Avec ses murs à cordes, son espace bloc et son café, le lieu s’inscrit aussi dans une dynamique plus large : celle de faire de l’escalade un outil d’insertion sociale. Et c’est là que New Heights entre en scène.

L’escalade : école de la confiance et du dépassement
Les salles d’escalade, on les connaît souvent comme un terrain de jeu pour citadins en quête de sensations ou d’un bon post Instagram. Ici, l’approche est radicalement différente. On ne grimpe pas juste pour le plaisir de la cotation, mais pour réapprendre à faire confiance – en soi, aux autres, à la vie.
New Heights s’adresse à des hommes et des femmes cabossés par l’existence : sans-abri, ex-toxicomanes, laissés-pour-compte du système. Pour eux, chaque ascension devient une métaphore brute et tangible de leur parcours. Se hisser sur un mur, c’est aussi une manière de se prouver qu’ils sont capables de surmonter autre chose que le quotidien qui les cloue au sol.
■ ■ ■ ■
### TRAVAIL DEMANDÉ
D'après l'extrait du document, à qui s'adresse New Heights ?
■ ■ ■ ■
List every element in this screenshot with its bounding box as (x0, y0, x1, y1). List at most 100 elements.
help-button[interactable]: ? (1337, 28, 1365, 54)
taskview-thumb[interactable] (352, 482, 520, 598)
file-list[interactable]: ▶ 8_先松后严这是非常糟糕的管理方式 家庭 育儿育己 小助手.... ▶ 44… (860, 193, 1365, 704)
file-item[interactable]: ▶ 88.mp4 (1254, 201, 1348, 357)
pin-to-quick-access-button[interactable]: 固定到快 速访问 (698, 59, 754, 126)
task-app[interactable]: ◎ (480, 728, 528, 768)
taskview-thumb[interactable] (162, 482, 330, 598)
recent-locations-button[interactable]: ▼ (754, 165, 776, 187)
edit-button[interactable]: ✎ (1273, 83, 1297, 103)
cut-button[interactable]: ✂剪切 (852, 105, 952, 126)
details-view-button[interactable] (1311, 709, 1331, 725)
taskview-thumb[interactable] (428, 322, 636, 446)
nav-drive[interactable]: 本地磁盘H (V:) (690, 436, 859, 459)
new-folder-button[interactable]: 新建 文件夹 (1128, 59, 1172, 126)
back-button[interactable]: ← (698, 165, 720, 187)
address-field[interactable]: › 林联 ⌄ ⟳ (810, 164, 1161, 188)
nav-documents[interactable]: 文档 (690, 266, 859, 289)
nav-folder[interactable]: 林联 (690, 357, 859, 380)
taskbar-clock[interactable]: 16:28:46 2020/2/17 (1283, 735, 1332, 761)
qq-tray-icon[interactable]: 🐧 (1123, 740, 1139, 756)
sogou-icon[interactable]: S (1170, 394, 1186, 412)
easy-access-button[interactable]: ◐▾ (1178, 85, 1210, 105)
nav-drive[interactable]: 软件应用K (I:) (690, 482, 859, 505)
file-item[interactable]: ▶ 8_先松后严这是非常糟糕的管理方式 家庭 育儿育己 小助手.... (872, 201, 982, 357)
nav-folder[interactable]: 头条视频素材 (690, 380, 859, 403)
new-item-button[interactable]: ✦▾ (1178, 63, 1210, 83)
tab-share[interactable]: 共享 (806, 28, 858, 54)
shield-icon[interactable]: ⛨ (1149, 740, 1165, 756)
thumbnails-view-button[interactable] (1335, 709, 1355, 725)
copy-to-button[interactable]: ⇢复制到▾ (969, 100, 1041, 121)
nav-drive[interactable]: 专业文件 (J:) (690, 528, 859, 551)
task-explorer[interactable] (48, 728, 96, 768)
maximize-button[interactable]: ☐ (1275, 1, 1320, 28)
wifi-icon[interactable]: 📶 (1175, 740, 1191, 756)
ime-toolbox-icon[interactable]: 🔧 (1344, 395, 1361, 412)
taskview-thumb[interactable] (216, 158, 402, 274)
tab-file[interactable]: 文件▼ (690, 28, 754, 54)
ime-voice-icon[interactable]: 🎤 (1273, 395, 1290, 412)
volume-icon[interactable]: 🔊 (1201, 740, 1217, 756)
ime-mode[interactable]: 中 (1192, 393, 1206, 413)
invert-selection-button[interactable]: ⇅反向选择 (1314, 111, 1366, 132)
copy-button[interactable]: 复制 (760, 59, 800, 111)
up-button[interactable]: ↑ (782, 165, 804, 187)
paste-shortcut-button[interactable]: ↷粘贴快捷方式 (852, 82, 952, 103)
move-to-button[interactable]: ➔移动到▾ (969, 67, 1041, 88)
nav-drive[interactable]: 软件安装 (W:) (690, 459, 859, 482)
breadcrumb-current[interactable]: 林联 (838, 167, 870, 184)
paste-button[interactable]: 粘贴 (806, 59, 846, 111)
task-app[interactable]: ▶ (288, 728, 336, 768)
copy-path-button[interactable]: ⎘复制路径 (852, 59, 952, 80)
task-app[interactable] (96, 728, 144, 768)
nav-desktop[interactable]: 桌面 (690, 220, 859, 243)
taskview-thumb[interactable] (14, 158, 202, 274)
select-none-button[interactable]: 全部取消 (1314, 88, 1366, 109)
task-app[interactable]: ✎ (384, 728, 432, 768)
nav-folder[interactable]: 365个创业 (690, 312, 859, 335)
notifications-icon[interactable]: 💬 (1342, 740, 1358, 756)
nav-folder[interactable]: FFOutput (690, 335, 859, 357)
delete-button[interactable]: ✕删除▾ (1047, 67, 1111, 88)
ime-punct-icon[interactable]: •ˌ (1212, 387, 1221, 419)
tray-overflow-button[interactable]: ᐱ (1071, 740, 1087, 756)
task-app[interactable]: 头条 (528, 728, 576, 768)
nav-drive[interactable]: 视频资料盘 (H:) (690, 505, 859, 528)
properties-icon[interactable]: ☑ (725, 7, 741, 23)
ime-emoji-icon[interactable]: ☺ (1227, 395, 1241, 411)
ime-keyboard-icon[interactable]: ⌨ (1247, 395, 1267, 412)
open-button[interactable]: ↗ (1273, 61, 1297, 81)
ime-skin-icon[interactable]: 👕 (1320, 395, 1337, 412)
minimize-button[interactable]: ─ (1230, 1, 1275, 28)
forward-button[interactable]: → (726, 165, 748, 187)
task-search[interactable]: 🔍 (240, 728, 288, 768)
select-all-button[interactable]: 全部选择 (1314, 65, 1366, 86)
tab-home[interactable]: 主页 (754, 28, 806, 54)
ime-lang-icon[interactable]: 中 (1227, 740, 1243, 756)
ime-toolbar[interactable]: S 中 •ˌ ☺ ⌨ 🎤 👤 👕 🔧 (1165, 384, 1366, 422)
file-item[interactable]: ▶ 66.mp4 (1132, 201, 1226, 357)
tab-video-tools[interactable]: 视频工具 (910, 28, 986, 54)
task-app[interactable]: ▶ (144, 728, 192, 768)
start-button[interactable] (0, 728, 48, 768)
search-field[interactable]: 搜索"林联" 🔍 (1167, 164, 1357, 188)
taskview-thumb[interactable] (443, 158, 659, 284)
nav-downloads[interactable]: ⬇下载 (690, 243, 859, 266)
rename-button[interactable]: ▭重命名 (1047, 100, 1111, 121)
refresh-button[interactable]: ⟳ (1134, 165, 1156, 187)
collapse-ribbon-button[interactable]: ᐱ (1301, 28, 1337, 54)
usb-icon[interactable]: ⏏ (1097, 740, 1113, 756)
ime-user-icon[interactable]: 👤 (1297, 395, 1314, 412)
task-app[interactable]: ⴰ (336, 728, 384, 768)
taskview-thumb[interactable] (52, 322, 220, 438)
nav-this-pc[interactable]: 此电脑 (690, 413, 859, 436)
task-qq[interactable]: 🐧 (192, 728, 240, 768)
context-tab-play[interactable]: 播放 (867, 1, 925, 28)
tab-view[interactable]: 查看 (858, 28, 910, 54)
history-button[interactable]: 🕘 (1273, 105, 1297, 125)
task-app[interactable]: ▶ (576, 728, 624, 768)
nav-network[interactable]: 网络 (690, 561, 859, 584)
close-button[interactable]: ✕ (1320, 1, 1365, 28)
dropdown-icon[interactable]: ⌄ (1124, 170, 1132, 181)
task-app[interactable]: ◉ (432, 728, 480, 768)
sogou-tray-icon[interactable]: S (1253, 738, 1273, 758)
■ ■ ■ ■
### TÂCHE RÉALISÉE
À des hommes et des femmes cabossés par l'existence : sans-abri, ex-toxicomanes, laissés-pour-compte du système.